**WHAT TO PRODUCE**
Pull out every line below that contains the word "készítmény".

**LISTING**

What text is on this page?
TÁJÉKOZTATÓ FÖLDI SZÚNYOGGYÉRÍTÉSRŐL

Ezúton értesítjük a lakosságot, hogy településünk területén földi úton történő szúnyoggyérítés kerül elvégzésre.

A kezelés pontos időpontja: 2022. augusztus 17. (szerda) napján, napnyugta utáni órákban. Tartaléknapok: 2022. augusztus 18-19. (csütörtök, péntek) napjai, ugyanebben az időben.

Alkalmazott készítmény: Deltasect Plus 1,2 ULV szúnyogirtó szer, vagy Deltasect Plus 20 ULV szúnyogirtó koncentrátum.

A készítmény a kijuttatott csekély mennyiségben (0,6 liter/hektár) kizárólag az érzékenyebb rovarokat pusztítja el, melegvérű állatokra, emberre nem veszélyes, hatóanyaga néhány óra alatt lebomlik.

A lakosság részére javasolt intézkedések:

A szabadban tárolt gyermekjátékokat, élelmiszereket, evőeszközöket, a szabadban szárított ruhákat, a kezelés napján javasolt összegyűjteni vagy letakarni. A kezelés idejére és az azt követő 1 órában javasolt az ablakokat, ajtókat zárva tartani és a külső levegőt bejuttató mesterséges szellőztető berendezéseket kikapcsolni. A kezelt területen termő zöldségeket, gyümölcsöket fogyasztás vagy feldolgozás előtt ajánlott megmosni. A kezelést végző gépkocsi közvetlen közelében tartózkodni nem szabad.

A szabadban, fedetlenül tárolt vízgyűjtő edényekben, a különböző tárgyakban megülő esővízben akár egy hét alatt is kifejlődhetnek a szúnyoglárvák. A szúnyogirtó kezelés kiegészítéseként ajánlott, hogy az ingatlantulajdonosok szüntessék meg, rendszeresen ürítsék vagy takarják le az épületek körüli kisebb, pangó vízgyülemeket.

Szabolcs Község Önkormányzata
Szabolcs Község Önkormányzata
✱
--
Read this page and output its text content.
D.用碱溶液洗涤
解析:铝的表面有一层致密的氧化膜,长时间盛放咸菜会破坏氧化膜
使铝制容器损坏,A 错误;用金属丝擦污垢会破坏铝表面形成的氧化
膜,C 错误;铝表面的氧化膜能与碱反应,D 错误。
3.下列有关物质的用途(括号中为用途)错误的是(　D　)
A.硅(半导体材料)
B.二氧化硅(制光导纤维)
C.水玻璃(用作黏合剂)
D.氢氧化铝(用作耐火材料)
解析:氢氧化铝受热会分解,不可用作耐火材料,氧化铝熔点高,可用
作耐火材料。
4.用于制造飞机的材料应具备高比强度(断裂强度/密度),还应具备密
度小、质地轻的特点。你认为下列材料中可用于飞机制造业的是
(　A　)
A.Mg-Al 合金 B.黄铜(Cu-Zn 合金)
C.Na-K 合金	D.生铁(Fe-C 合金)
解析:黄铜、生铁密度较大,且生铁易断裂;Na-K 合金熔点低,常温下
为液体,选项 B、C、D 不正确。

**SOLVED PROBLEM**
Alkalmazott készítmény: Deltasect Plus 1,2 ULV szúnyogirtó szer, vagy Deltasect Plus 20 ULV szúnyogirtó koncentrátum.
A készítmény a kijuttatott csekély mennyiségben (0,6 liter/hektár) kizárólag az érzékenyebb rovarokat pusztítja el, melegvérű állatokra, emberre nem veszélyes, hatóanyaga néhány óra alatt lebomlik.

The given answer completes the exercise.